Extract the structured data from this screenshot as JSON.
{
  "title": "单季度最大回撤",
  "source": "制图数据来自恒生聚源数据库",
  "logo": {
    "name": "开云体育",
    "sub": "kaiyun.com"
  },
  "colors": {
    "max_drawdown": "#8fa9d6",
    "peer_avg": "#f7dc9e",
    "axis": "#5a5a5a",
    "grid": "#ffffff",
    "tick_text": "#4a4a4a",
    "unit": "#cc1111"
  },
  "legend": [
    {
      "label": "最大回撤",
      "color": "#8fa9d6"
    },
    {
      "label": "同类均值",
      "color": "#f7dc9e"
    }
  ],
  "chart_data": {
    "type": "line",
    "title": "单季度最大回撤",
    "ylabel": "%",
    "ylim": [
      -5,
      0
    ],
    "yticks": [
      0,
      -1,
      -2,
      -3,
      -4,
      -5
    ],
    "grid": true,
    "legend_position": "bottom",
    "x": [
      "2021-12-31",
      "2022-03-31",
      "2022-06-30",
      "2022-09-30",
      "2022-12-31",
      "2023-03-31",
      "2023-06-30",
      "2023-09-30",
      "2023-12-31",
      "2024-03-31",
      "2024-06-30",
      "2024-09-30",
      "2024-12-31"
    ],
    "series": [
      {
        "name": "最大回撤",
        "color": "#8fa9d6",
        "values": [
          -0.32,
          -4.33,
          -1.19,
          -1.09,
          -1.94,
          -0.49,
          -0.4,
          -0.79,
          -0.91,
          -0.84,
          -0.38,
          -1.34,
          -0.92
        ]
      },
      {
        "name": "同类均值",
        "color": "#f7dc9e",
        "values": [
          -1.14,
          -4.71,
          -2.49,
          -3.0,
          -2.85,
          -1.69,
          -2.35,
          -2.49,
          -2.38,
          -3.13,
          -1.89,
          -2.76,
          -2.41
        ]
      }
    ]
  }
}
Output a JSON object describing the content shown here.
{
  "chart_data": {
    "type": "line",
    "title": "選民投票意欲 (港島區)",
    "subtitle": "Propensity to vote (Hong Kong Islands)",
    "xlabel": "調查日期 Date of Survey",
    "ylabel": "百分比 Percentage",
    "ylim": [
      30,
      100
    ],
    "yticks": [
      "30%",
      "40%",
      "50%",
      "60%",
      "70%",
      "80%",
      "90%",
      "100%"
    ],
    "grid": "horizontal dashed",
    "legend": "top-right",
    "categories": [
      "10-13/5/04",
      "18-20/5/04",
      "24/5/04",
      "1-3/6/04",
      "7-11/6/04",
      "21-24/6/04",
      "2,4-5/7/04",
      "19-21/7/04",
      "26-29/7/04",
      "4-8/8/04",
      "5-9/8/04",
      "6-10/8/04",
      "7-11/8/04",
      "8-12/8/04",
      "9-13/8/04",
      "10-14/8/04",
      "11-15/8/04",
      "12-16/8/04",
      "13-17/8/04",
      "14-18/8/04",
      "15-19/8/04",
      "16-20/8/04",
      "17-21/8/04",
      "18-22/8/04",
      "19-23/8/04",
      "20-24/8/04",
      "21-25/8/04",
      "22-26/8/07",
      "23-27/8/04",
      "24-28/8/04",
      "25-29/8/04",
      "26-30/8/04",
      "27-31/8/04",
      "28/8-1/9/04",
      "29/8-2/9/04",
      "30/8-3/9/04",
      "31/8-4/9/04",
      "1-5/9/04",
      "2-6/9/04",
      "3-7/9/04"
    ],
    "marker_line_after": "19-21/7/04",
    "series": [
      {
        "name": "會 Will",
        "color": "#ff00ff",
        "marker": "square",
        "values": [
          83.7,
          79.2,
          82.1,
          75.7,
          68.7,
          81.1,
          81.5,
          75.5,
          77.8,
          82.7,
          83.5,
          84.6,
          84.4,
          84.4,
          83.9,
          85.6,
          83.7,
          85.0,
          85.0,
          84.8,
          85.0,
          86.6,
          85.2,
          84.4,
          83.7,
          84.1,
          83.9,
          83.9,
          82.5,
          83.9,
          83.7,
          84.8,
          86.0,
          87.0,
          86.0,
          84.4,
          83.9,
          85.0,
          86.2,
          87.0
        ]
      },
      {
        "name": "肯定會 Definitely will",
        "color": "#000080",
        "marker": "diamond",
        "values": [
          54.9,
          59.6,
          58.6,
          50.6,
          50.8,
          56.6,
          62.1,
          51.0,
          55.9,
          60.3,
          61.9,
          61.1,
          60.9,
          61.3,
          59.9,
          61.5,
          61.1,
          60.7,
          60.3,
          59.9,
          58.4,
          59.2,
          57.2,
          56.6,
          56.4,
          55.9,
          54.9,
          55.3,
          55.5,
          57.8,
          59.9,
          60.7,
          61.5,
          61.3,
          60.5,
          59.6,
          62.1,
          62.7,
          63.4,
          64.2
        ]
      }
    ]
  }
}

──────────

### WRITTEN TASK
In the listing above, find each line with the word "JSON" and copy it.

### EXERCISE OUTPUT
Extract the structured data from this screenshot as JSON.
Output a JSON object describing the content shown here.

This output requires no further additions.